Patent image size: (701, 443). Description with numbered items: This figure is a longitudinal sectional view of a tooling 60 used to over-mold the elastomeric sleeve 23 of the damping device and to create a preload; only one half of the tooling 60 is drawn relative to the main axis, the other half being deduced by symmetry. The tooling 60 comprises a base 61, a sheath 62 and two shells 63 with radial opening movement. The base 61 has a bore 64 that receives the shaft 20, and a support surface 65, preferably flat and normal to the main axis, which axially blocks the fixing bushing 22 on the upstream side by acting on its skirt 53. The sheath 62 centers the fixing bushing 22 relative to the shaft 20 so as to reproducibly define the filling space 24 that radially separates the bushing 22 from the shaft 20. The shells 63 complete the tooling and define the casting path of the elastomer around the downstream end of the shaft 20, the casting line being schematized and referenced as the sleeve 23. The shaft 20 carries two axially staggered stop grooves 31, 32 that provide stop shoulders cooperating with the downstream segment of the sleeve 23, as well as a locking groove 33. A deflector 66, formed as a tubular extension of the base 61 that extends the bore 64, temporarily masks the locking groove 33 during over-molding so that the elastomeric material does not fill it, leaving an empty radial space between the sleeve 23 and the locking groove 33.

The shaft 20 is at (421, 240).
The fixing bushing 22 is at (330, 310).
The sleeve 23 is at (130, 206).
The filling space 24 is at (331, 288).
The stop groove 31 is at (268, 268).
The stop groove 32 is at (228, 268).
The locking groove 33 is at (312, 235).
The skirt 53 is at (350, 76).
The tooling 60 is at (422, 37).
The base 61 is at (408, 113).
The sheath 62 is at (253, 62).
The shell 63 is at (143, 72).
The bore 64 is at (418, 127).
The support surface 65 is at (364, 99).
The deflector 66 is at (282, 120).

Problem details: Recast every line of the material as a JSON list of strings, one string per line, leaving out blank lines.

Solution to the problem:
[
  "Patent image size: (701, 443). Description with numbered items: This figure is a longitudinal sectional view of a tooling 60 used to over-mold the elastomeric sleeve 23 of the damping device and to create a preload; only one half of the tooling 60 is drawn relative to the main axis, the other half being deduced by symmetry. The tooling 60 comprises a base 61, a sheath 62 and two shells 63 with radial opening movement. The base 61 has a bore 64 that receives the shaft 20, and a support surface 65, preferably flat and normal to the main axis, which axially blocks the fixing bushing 22 on the upstream side by acting on its skirt 53. The sheath 62 centers the fixing bushing 22 relative to the shaft 20 so as to reproducibly define the filling space 24 that radially separates the bushing 22 from the shaft 20. The shells 63 complete the tooling and define the casting path of the elastomer around the downstream end of the shaft 20, the casting line being schematized and referenced as the sleeve 23. The shaft 20 carries two axially staggered stop grooves 31, 32 that provide stop shoulders cooperating with the downstream segment of the sleeve 23, as well as a locking groove 33. A deflector 66, formed as a tubular extension of the base 61 that extends the bore 64, temporarily masks the locking groove 33 during over-molding so that the elastomeric material does not fill it, leaving an empty radial space between the sleeve 23 and the locking groove 33.",
  "The shaft 20 is at (421, 240).",
  "The fixing bushing 22 is at (330, 310).",
  "The sleeve 23 is at (130, 206).",
  "The filling space 24 is at (331, 288).",
  "The stop groove 31 is at (268, 268).",
  "The stop groove 32 is at (228, 268).",
  "The locking groove 33 is at (312, 235).",
  "The skirt 53 is at (350, 76).",
  "The tooling 60 is at (422, 37).",
  "The base 61 is at (408, 113).",
  "The sheath 62 is at (253, 62).",
  "The shell 63 is at (143, 72).",
  "The bore 64 is at (418, 127).",
  "The support surface 65 is at (364, 99).",
  "The deflector 66 is at (282, 120)."
]